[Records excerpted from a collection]
..............................

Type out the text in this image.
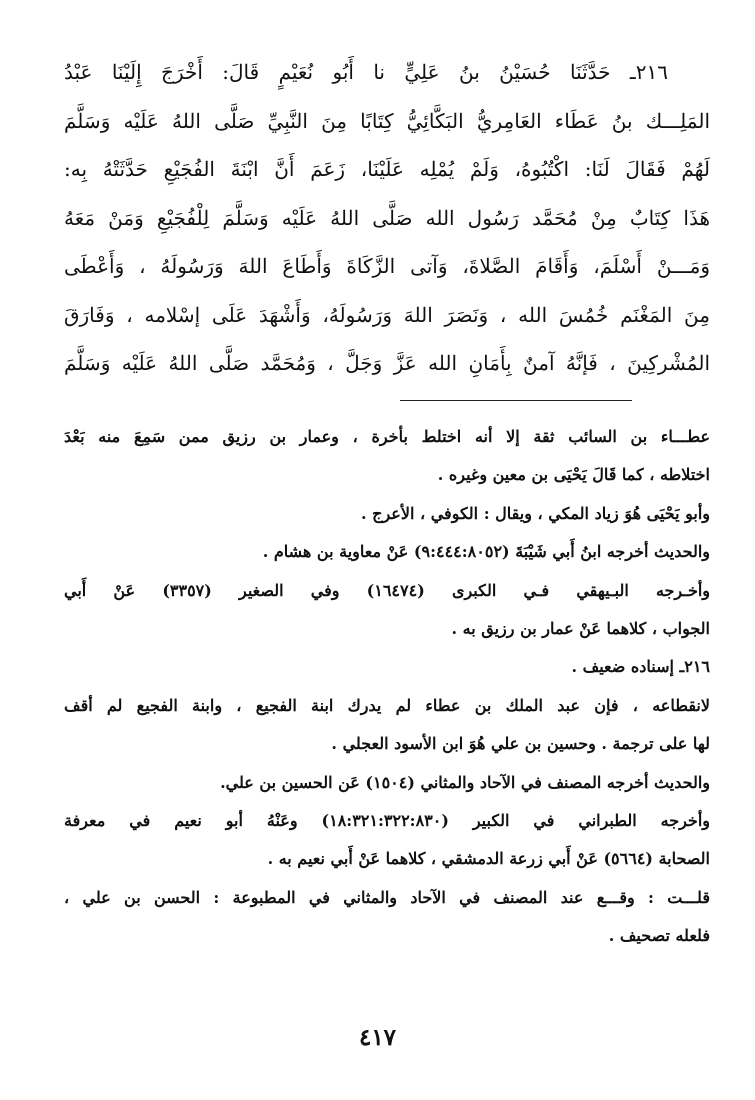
٢١٦ـ حَدَّثَنَا حُسَيْنُ بنُ عَلِيٍّ نا أَبُو نُعَيْمٍ قَالَ: أَخْرَجَ إِلَيْنَا عَبْدُ
المَلِـــك بنُ عَطَاء العَامِريُّ البَكَّائِيُّ كِتَابًا مِنَ النَّبِيِّ صَلَّى اللهُ عَلَيْه وَسَلَّمَ
لَهُمْ فَقَالَ لَنَا: اكْتُبُوهُ، وَلَمْ يُمْلِه عَلَيْنَا، زَعَمَ أَنَّ ابْنَةَ الفُجَيْعِ حَدَّثَتْهُ بِه:
هَذَا كِتَابٌ مِنْ مُحَمَّد رَسُول الله صَلَّى اللهُ عَلَيْه وَسَلَّمَ لِلْفُجَيْعِ وَمَنْ مَعَهُ
وَمَـــنْ أَسْلَمَ، وَأَقَامَ الصَّلاةَ، وَآتى الزَّكَاةَ وَأَطَاعَ اللهَ وَرَسُولَهُ ، وَأَعْطَى
مِنَ المَغْنَم خُمُسَ الله ، وَنَصَرَ اللهَ وَرَسُولَهُ، وَأَشْهَدَ عَلَى إسْلامه ، وَفَارَقَ
المُشْركِينَ ، فَإنَّهُ آمنٌ بِأَمَانِ الله عَزَّ وَجَلَّ ، وَمُحَمَّد صَلَّى اللهُ عَلَيْه وَسَلَّمَ
عطـــاء بن السائب ثقة إلا أنه اختلط بأخرة ، وعمار بن رزيق ممن سَمِعَ منه بَعْدَ
اختلاطه ، كما قَالَ يَحْيَى بن معين وغيره .
وأبو يَحْيَى هُوَ زياد المكي ، ويقال : الكوفي ، الأعرج .
والحديث أخرجه ابنُ أَبي شَيْبَةَ (٩:٤٤٤:٨٠٥٢) عَنْ معاوية بن هشام .
وأخـرجه البـيهقي فـي الكبرى (١٦٤٧٤) وفي الصغير (٣٣٥٧) عَنْ أَبي
الجواب ، كلاهما عَنْ عمار بن رزيق به .
٢١٦ـ إسناده ضعيف .
لانقطاعه ، فإن عبد الملك بن عطاء لم يدرك ابنة الفجيع ، وابنة الفجيع لم أقف
لها على ترجمة . وحسين بن علي هُوَ ابن الأسود العجلي .
والحديث أخرجه المصنف في الآحاد والمثاني (١٥٠٤) عَن الحسين بن علي.
وأخرجه الطبراني في الكبير (١٨:٣٢١:٣٢٢:٨٣٠) وعَنْهُ أبو نعيم في معرفة
الصحابة (٥٦٦٤) عَنْ أَبي زرعة الدمشقي ، كلاهما عَنْ أَبي نعيم به .
قلـــت : وقـــع عند المصنف في الآحاد والمثاني في المطبوعة : الحسن بن علي ،
فلعله تصحيف .
٤١٧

..............................

> [Task directions] Select every line in the records above that contains the word "والمثاني".

> [Task answer]
والحديث أخرجه المصنف في الآحاد والمثاني (١٥٠٤) عَن الحسين بن علي.
قلـــت : وقـــع عند المصنف في الآحاد والمثاني في المطبوعة : الحسن بن علي ،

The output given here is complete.